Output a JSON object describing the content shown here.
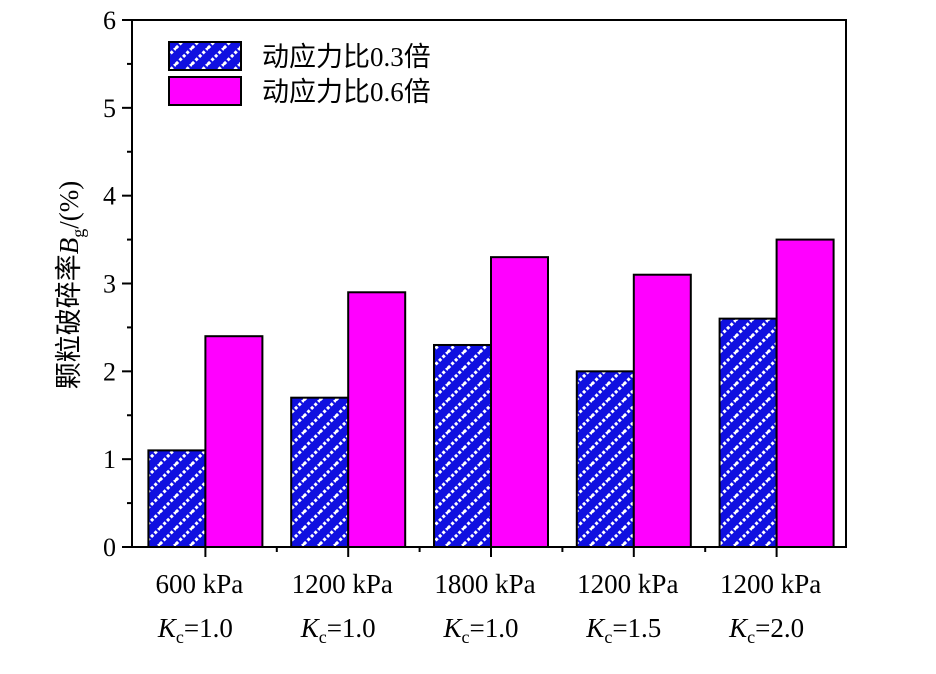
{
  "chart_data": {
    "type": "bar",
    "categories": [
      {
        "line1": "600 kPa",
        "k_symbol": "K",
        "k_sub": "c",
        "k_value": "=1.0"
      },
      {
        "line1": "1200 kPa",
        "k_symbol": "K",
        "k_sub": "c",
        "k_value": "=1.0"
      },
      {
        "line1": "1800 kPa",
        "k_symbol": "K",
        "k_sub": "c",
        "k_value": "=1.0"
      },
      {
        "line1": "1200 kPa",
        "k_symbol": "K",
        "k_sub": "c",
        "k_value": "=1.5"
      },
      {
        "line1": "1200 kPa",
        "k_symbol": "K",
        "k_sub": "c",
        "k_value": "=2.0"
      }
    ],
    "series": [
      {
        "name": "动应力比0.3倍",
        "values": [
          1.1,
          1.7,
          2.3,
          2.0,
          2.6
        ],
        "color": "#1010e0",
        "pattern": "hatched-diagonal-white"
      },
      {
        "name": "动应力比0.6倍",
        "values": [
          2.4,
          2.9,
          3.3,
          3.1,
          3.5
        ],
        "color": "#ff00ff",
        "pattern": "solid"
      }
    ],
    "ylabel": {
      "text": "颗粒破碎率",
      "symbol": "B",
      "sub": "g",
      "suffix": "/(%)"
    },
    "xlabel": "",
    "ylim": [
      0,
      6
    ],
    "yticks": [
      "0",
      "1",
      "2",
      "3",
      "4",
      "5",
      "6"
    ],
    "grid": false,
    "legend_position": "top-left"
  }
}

EXERCISE TASK: Write the records out once more, exactly as they appear, with no pictures.

FULL OUTPUT:
Output a JSON object describing the content shown here.
{
  "chart_data": {
    "type": "bar",
    "categories": [
      {
        "line1": "600 kPa",
        "k_symbol": "K",
        "k_sub": "c",
        "k_value": "=1.0"
      },
      {
        "line1": "1200 kPa",
        "k_symbol": "K",
        "k_sub": "c",
        "k_value": "=1.0"
      },
      {
        "line1": "1800 kPa",
        "k_symbol": "K",
        "k_sub": "c",
        "k_value": "=1.0"
      },
      {
        "line1": "1200 kPa",
        "k_symbol": "K",
        "k_sub": "c",
        "k_value": "=1.5"
      },
      {
        "line1": "1200 kPa",
        "k_symbol": "K",
        "k_sub": "c",
        "k_value": "=2.0"
      }
    ],
    "series": [
      {
        "name": "动应力比0.3倍",
        "values": [
          1.1,
          1.7,
          2.3,
          2.0,
          2.6
        ],
        "color": "#1010e0",
        "pattern": "hatched-diagonal-white"
      },
      {
        "name": "动应力比0.6倍",
        "values": [
          2.4,
          2.9,
          3.3,
          3.1,
          3.5
        ],
        "color": "#ff00ff",
        "pattern": "solid"
      }
    ],
    "ylabel": {
      "text": "颗粒破碎率",
      "symbol": "B",
      "sub": "g",
      "suffix": "/(%)"
    },
    "xlabel": "",
    "ylim": [
      0,
      6
    ],
    "yticks": [
      "0",
      "1",
      "2",
      "3",
      "4",
      "5",
      "6"
    ],
    "grid": false,
    "legend_position": "top-left"
  }
}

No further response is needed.